• _Article_
________________________________________

2017-VIL-1522-ITAT-DEL
Income Tax Appellate Tribunal DELHI
ITA No.6401/Del/2012
Date: 17.04.2017
ASSISTANT COMMISSIONER OF INCOME TAX, CIRCLE-5 (1) , NEW DELHI
Vs
M/s KOBELCO CONSTRUCTION EQUIPMENT INDIA LIMITED
For The Appellant : Shri T.M. Shivakumar, CIT-DR.
For The Respondent : Shri Tarandeep Singh, Advocate.
BENCH
SHRI J. SUDHAKAR REDDY, ACCOUNTANT MEMBER AND SHRI AMIT SHUKLA, JUDICIAL MEMBER
JUDGMENT
PER AMIT SHUKLA, JM :-
The aforesaid appeal has been filed by the Revenue against impugned order dated 15th October, 2012, passed by learned CIT(Appeals)-XX, New Delhi, for the quantum of assessment passed u/s 143(3) of the Income-tax Act, 1961, for the assessment year 2008-09.
2. In the grounds of appeal, the Revenue has raised following grounds :-
“1. Whether on the facts and in the circumstances of the case, the learned CIT(A) erred in deleting the adjustment of Rs. 7,33,66,467/- in arms length price as proposed by the TPO.
2. Whether on the facts and in the circumstances of the case, the learned CIT(A) erred in accepting TNMM as the most appropriate method for benchmarking the international transaction.
3. Whether on the facts and in the circumstances of the case, the learned CIT(A) erred in accepting RPM the most appropriate method with GP/Sales as PLI instead of TNMM as done by TPO despite the fact that proper adjustments required for the application of the method were not carried out by the assessee.
4. Whether on the facts and in the circumstances of the case, the learned CIT(A) erred in rejecting the comparable T&I Global as product similarity is not very vital in TNMM and functions are more important.

________________________________________

Answer these questions from the judgment:
1. For which assessment year was the appeal filed?
2. Who appeared for the respondent?
3. What amount of arm's length price adjustment, proposed by the TPO, did the CIT(A) delete?
The data that come next are separate material, unrelated to the judgment.

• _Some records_

________________________________________

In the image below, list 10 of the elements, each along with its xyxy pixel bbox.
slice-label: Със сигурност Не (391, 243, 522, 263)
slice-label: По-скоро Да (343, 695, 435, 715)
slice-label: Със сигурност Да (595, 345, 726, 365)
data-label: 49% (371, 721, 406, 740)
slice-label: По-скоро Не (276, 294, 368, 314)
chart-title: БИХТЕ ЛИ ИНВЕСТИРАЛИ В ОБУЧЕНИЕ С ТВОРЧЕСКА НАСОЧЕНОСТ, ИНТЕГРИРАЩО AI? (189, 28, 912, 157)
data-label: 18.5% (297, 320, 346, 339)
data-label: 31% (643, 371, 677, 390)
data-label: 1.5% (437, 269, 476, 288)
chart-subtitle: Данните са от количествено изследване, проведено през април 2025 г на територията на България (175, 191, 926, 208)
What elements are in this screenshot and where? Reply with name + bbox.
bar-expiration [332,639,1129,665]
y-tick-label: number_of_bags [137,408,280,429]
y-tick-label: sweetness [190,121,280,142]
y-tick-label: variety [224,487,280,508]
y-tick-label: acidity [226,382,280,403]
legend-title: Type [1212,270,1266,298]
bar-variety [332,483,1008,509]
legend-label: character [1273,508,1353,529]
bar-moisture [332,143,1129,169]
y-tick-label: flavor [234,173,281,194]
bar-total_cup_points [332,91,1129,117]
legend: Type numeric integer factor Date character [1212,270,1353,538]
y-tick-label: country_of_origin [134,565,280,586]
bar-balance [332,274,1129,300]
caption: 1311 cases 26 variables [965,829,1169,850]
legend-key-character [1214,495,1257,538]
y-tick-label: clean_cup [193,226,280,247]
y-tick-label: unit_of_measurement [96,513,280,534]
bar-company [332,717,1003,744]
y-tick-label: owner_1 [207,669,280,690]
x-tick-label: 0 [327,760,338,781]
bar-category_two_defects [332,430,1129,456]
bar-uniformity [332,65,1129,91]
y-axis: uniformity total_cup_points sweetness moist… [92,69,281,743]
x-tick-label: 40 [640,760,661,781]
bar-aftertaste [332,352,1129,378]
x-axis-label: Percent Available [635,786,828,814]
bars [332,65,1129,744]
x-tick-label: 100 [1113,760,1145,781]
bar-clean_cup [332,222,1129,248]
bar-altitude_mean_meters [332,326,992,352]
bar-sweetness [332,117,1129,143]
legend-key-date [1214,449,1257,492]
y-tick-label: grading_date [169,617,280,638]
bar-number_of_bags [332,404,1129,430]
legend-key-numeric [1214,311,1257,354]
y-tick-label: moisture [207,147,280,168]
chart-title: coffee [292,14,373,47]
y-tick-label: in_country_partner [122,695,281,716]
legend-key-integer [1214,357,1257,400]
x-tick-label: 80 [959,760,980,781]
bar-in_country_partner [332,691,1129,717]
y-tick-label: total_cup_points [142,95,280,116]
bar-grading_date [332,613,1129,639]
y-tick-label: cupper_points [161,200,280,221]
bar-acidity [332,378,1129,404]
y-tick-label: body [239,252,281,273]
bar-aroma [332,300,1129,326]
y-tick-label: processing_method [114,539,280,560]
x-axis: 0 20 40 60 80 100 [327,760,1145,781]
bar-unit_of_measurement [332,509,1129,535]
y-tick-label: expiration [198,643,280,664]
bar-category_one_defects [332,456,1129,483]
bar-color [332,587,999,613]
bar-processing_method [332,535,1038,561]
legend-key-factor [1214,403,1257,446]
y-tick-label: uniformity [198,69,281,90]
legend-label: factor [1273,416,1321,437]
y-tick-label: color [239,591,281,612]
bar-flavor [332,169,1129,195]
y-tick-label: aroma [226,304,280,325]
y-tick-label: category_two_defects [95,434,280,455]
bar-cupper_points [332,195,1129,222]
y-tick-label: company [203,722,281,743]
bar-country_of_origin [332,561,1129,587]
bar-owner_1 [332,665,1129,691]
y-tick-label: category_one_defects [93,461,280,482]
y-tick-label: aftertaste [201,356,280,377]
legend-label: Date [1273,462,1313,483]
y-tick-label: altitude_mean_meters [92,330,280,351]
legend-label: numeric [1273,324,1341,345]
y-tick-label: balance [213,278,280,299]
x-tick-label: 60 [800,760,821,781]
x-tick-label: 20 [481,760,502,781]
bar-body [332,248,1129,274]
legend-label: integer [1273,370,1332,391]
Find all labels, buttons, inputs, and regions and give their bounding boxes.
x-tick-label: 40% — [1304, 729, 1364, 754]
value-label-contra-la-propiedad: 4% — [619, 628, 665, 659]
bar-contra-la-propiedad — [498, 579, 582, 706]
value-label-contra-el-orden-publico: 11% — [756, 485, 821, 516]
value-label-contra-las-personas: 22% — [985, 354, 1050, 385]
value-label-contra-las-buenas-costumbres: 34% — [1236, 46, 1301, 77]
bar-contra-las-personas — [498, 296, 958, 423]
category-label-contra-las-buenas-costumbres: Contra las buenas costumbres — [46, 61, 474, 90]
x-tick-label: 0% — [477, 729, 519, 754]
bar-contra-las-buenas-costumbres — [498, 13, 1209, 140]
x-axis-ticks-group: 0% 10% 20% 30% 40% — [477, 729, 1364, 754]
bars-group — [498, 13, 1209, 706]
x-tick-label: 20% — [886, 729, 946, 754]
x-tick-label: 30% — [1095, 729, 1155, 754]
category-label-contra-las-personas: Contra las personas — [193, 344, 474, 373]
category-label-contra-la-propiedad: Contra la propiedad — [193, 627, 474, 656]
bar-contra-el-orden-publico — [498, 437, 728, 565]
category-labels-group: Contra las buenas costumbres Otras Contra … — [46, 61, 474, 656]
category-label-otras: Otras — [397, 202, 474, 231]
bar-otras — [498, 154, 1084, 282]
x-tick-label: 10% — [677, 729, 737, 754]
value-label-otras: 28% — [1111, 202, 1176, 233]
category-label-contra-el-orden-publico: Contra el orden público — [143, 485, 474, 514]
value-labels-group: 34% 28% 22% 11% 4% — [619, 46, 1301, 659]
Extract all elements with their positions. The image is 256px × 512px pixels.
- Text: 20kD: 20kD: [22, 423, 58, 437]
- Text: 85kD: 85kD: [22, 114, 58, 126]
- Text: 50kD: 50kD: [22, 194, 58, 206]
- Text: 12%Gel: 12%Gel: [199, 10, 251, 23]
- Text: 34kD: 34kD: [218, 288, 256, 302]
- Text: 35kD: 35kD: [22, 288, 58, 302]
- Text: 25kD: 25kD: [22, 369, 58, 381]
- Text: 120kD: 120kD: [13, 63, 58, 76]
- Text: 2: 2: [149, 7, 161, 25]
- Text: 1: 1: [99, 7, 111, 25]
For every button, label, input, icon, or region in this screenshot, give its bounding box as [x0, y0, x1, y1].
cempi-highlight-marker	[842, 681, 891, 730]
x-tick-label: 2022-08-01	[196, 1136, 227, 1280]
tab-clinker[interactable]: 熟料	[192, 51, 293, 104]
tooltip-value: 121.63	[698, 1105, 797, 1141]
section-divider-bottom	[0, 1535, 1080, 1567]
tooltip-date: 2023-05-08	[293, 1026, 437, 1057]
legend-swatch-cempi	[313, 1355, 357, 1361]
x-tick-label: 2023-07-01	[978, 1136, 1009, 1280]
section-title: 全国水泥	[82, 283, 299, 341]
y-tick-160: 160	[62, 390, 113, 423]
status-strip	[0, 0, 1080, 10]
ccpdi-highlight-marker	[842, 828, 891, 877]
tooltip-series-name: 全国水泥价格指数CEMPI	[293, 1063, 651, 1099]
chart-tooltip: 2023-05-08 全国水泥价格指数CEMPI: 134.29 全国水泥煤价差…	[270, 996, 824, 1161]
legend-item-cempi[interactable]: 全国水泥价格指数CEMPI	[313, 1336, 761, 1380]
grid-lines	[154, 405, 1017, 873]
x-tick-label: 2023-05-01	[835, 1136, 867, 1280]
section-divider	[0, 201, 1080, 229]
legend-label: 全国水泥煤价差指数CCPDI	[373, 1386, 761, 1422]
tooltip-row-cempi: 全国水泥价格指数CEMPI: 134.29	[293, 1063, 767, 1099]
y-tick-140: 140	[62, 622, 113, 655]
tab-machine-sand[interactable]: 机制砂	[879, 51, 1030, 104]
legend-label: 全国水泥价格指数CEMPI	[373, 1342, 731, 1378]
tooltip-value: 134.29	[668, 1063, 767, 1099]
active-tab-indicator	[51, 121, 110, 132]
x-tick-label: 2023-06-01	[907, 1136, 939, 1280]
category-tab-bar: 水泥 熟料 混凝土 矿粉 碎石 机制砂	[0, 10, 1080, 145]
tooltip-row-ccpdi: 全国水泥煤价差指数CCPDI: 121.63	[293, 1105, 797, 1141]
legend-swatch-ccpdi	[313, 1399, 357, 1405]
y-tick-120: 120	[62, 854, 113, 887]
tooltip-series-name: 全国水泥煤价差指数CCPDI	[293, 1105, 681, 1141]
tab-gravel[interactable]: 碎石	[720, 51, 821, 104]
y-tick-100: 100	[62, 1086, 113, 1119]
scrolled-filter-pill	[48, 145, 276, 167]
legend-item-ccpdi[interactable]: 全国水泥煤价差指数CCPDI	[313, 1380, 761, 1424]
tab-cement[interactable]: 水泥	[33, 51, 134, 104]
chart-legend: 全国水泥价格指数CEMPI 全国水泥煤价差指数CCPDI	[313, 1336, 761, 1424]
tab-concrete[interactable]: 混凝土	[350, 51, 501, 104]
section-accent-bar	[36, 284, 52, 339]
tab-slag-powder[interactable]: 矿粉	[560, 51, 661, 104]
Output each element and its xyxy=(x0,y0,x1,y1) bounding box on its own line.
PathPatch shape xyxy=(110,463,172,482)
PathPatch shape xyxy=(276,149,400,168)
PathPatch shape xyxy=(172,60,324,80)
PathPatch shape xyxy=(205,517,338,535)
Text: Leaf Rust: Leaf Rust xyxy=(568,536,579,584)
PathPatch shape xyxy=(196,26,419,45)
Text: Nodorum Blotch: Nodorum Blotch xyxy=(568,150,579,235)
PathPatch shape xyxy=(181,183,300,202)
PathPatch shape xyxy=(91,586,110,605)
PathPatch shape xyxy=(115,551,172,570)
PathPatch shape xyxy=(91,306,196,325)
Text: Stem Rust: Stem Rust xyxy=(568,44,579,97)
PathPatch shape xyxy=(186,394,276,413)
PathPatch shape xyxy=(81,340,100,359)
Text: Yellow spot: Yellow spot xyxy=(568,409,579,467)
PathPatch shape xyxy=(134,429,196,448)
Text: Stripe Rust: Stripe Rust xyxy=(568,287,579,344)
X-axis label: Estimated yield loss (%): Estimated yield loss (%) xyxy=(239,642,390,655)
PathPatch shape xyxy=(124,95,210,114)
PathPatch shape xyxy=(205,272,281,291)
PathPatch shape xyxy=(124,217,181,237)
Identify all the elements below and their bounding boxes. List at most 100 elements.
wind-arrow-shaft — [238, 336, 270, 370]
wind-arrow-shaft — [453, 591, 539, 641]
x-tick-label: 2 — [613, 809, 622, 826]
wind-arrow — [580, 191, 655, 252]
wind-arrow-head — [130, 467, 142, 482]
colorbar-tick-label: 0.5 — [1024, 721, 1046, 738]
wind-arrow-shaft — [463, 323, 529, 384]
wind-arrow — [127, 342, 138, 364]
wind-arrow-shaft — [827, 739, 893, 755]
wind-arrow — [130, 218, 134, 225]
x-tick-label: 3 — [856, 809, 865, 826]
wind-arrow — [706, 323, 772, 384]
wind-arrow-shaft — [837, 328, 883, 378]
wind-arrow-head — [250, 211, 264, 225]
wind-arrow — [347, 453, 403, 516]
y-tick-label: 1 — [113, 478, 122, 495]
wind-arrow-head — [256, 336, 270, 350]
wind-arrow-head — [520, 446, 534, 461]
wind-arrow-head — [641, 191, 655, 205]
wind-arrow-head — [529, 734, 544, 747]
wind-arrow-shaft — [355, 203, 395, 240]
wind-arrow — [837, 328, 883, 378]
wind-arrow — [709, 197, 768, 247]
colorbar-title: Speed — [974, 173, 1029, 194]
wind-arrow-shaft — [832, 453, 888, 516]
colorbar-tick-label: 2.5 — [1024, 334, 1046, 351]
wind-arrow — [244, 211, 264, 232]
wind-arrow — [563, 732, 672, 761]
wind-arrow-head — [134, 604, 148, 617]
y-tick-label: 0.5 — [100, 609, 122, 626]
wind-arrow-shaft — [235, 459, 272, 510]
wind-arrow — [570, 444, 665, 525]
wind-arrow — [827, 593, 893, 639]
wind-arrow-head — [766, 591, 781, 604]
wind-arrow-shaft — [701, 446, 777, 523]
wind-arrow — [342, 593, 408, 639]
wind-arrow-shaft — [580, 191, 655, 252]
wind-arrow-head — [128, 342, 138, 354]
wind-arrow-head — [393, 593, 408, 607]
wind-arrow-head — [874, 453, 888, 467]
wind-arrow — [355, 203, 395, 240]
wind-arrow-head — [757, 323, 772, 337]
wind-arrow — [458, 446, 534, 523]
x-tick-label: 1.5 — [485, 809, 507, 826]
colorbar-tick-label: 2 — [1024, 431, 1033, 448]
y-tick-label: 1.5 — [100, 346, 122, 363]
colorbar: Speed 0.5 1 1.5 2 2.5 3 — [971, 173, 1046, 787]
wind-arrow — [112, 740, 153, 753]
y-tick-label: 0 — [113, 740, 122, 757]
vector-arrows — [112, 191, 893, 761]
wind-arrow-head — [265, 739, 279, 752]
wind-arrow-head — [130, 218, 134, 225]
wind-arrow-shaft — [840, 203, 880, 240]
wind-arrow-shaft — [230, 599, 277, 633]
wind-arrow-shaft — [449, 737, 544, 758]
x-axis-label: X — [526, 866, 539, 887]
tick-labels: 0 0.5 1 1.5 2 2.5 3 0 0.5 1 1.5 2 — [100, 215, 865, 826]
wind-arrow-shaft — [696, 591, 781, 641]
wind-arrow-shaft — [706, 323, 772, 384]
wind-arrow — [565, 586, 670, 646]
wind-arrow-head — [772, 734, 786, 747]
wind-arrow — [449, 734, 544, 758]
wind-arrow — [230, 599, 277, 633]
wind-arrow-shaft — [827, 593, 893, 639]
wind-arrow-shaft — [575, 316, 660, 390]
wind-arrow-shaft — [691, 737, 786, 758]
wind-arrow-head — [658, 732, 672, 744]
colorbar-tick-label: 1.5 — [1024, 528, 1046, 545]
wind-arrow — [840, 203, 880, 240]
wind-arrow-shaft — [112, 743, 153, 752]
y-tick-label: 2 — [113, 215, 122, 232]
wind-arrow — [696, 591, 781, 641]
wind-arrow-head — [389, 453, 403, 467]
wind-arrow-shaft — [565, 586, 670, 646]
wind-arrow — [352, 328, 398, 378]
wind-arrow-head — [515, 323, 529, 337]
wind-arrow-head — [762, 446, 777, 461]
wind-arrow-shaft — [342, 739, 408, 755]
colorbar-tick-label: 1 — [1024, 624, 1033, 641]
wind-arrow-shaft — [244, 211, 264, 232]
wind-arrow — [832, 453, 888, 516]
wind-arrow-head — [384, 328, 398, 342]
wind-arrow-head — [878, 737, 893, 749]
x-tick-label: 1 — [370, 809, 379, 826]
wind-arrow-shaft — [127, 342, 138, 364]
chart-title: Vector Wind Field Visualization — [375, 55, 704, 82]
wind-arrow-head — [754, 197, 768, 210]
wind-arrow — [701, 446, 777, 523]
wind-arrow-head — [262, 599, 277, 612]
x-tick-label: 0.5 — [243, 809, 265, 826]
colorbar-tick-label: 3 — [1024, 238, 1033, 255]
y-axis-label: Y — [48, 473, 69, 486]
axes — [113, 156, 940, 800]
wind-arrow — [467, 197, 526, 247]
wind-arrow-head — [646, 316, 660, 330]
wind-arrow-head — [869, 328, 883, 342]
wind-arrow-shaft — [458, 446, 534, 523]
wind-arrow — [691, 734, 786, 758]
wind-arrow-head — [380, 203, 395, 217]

________________________________________

• _Solution_
1. 2008-09
2. Shri Tarandeep Singh, Advocate
3. Rs. 7,33,66,467/-